What you should do:
Copy out the entries below precisely; nothing is to be omitted.

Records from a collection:
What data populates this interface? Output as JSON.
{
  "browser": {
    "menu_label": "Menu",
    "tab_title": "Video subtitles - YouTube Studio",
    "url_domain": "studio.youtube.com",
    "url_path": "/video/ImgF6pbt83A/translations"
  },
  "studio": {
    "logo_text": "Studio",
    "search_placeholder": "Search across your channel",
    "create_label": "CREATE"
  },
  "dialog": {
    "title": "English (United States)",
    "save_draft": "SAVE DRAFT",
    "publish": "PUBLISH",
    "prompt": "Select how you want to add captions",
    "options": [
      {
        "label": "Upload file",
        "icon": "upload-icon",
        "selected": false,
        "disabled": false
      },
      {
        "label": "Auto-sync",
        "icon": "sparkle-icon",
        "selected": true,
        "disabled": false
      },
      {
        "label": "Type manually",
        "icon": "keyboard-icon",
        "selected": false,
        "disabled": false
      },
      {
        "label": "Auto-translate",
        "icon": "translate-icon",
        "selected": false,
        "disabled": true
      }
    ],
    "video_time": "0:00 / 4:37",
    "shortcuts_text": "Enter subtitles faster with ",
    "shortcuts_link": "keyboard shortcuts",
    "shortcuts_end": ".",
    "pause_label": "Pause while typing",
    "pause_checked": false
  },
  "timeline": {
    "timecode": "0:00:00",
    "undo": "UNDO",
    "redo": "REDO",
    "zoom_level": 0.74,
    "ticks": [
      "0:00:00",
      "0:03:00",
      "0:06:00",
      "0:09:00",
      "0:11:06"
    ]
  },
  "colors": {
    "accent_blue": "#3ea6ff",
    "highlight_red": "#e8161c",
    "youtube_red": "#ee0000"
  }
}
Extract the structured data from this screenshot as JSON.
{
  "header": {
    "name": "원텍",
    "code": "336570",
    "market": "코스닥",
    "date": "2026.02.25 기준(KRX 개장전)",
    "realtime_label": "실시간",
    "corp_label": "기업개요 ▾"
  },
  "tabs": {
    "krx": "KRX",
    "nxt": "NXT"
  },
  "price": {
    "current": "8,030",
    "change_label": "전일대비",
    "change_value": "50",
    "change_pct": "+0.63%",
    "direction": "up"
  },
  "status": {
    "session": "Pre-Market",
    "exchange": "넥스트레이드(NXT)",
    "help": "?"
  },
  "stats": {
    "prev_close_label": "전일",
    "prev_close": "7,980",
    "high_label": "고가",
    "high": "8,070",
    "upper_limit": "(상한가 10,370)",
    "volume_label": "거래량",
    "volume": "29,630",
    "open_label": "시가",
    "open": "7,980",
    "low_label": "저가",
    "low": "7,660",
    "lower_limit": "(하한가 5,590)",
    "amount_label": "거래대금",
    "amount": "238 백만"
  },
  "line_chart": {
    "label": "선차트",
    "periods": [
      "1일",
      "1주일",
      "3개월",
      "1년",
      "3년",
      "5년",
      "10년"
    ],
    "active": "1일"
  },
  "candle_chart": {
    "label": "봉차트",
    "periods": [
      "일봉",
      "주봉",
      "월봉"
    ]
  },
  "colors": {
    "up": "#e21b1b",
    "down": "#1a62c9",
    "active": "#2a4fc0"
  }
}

Written response:
What data populates this interface? Output as JSON.
{
  "browser": {
    "menu_label": "Menu",
    "tab_title": "Video subtitles - YouTube Studio",
    "url_domain": "studio.youtube.com",
    "url_path": "/video/ImgF6pbt83A/translations"
  },
  "studio": {
    "logo_text": "Studio",
    "search_placeholder": "Search across your channel",
    "create_label": "CREATE"
  },
  "dialog": {
    "title": "English (United States)",
    "save_draft": "SAVE DRAFT",
    "publish": "PUBLISH",
    "prompt": "Select how you want to add captions",
    "options": [
      {
        "label": "Upload file",
        "icon": "upload-icon",
        "selected": false,
        "disabled": false
      },
      {
        "label": "Auto-sync",
        "icon": "sparkle-icon",
        "selected": true,
        "disabled": false
      },
      {
        "label": "Type manually",
        "icon": "keyboard-icon",
        "selected": false,
        "disabled": false
      },
      {
        "label": "Auto-translate",
        "icon": "translate-icon",
        "selected": false,
        "disabled": true
      }
    ],
    "video_time": "0:00 / 4:37",
    "shortcuts_text": "Enter subtitles faster with ",
    "shortcuts_link": "keyboard shortcuts",
    "shortcuts_end": ".",
    "pause_label": "Pause while typing",
    "pause_checked": false
  },
  "timeline": {
    "timecode": "0:00:00",
    "undo": "UNDO",
    "redo": "REDO",
    "zoom_level": 0.74,
    "ticks": [
      "0:00:00",
      "0:03:00",
      "0:06:00",
      "0:09:00",
      "0:11:06"
    ]
  },
  "colors": {
    "accent_blue": "#3ea6ff",
    "highlight_red": "#e8161c",
    "youtube_red": "#ee0000"
  }
}
Extract the structured data from this screenshot as JSON.
{
  "header": {
    "name": "원텍",
    "code": "336570",
    "market": "코스닥",
    "date": "2026.02.25 기준(KRX 개장전)",
    "realtime_label": "실시간",
    "corp_label": "기업개요 ▾"
  },
  "tabs": {
    "krx": "KRX",
    "nxt": "NXT"
  },
  "price": {
    "current": "8,030",
    "change_label": "전일대비",
    "change_value": "50",
    "change_pct": "+0.63%",
    "direction": "up"
  },
  "status": {
    "session": "Pre-Market",
    "exchange": "넥스트레이드(NXT)",
    "help": "?"
  },
  "stats": {
    "prev_close_label": "전일",
    "prev_close": "7,980",
    "high_label": "고가",
    "high": "8,070",
    "upper_limit": "(상한가 10,370)",
    "volume_label": "거래량",
    "volume": "29,630",
    "open_label": "시가",
    "open": "7,980",
    "low_label": "저가",
    "low": "7,660",
    "lower_limit": "(하한가 5,590)",
    "amount_label": "거래대금",
    "amount": "238 백만"
  },
  "line_chart": {
    "label": "선차트",
    "periods": [
      "1일",
      "1주일",
      "3개월",
      "1년",
      "3년",
      "5년",
      "10년"
    ],
    "active": "1일"
  },
  "candle_chart": {
    "label": "봉차트",
    "periods": [
      "일봉",
      "주봉",
      "월봉"
    ]
  },
  "colors": {
    "up": "#e21b1b",
    "down": "#1a62c9",
    "active": "#2a4fc0"
  }
}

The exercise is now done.